Problem statement: Copy every line of the records below that holds the word "Coverage".

Entries shown:
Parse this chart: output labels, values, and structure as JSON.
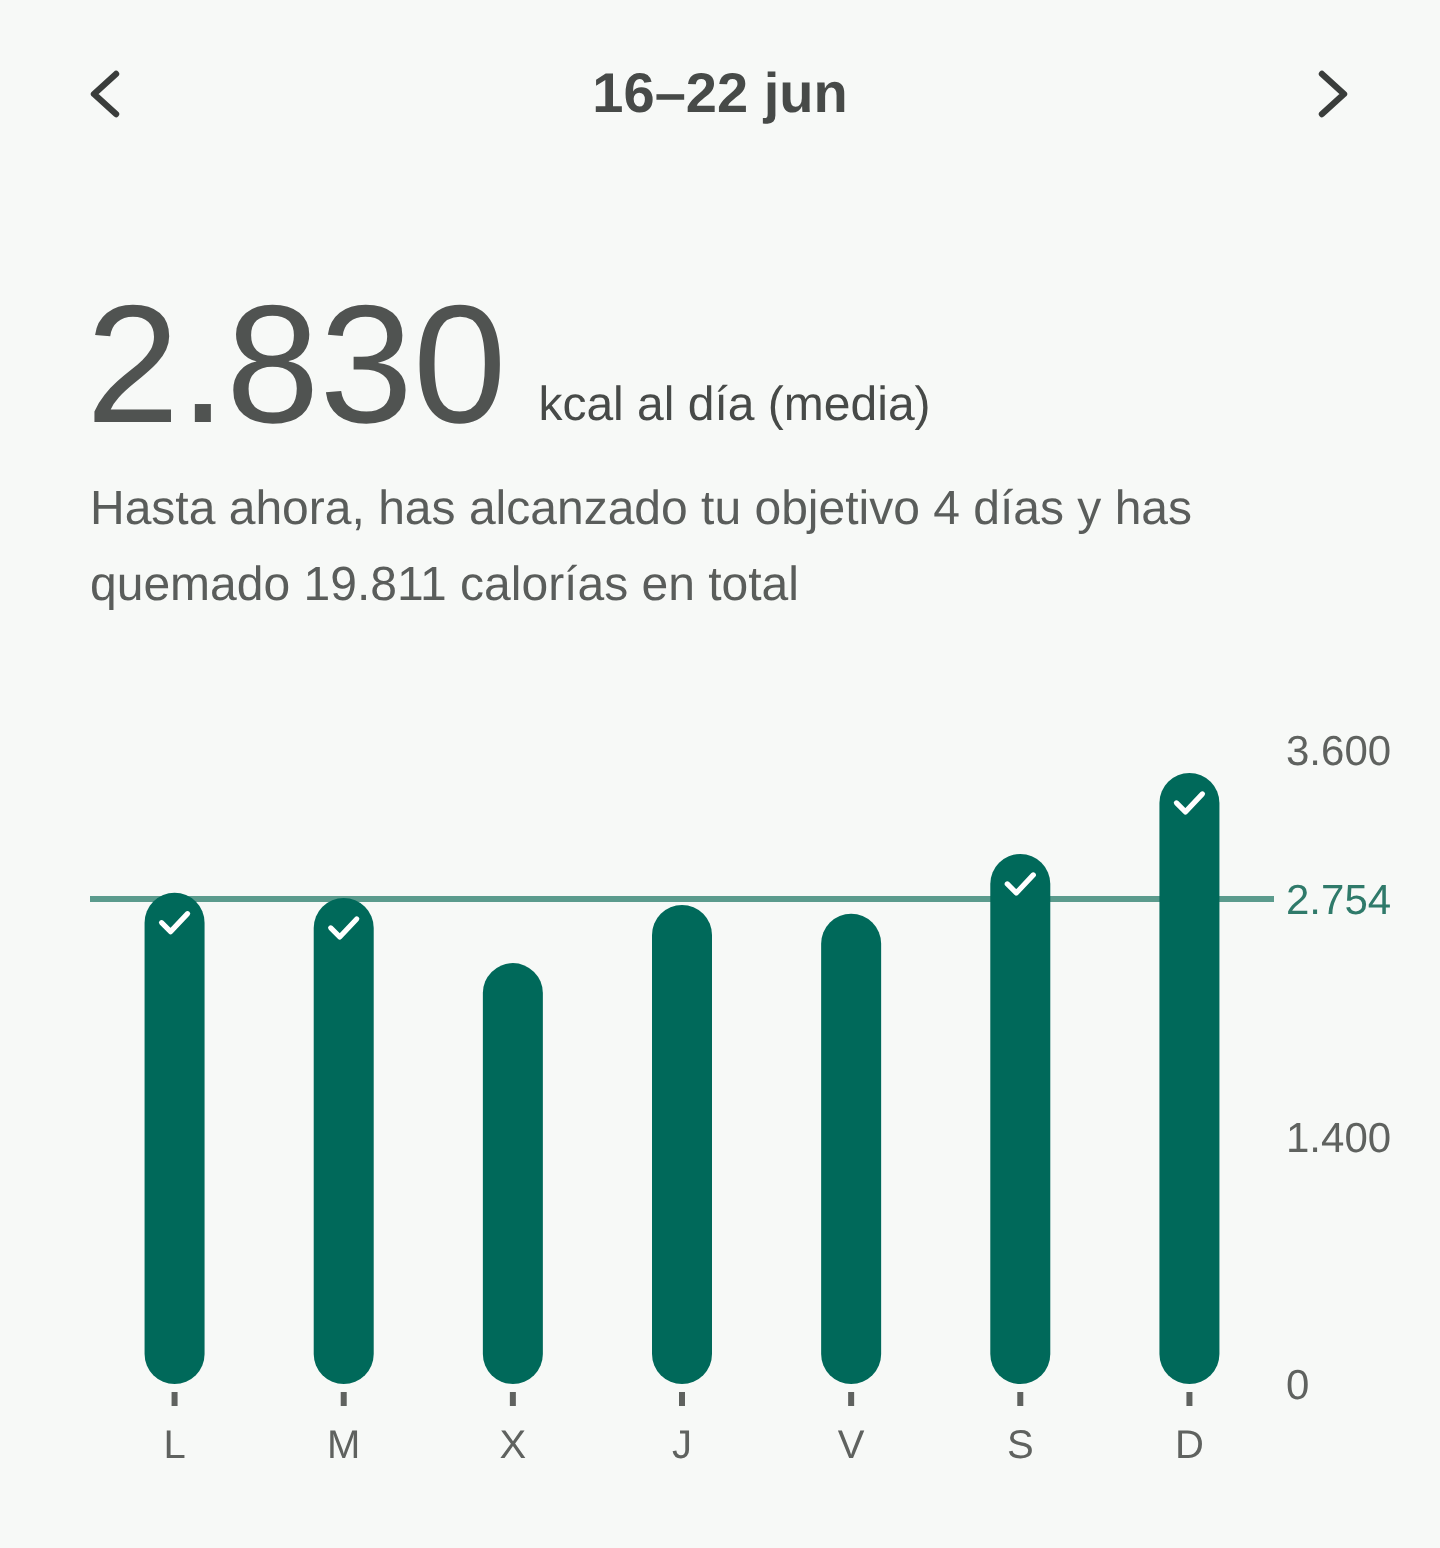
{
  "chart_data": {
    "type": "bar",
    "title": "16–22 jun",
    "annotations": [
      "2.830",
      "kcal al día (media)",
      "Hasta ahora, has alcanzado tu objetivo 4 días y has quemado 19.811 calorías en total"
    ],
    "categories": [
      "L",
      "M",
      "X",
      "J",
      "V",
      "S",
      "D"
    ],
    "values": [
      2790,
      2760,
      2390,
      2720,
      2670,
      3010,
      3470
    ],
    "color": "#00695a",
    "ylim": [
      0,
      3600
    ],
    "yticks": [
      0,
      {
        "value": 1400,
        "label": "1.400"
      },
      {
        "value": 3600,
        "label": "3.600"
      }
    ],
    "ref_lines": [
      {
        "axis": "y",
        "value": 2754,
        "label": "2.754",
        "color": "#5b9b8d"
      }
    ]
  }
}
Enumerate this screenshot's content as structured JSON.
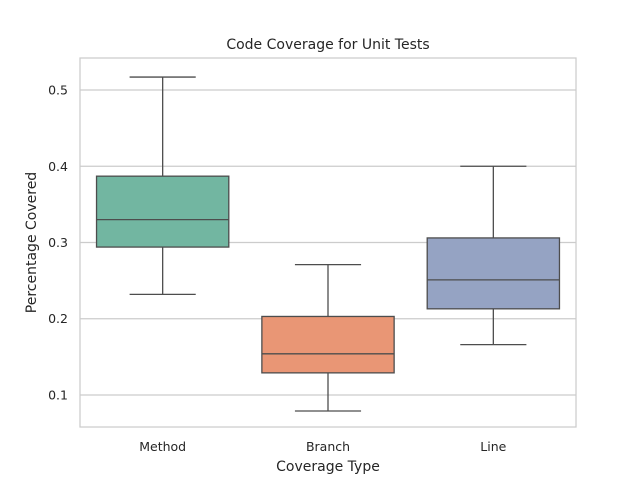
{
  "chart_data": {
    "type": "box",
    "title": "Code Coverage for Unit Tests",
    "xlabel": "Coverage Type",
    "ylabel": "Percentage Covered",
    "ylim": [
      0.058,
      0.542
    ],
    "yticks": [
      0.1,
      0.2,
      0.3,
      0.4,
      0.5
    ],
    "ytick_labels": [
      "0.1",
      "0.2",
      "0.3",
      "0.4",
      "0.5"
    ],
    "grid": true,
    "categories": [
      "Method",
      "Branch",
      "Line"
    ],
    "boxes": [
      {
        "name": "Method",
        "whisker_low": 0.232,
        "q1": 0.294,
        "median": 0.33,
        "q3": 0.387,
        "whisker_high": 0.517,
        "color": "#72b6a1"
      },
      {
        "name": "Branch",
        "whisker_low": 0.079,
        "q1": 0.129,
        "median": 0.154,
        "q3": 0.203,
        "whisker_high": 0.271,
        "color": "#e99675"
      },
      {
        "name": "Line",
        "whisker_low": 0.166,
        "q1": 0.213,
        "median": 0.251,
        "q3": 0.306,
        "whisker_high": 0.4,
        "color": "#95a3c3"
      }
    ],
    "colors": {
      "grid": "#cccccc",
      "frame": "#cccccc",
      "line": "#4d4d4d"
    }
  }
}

Reply to the exercise:
    "title": "Code Coverage for Unit Tests",
    "xlabel": "Coverage Type",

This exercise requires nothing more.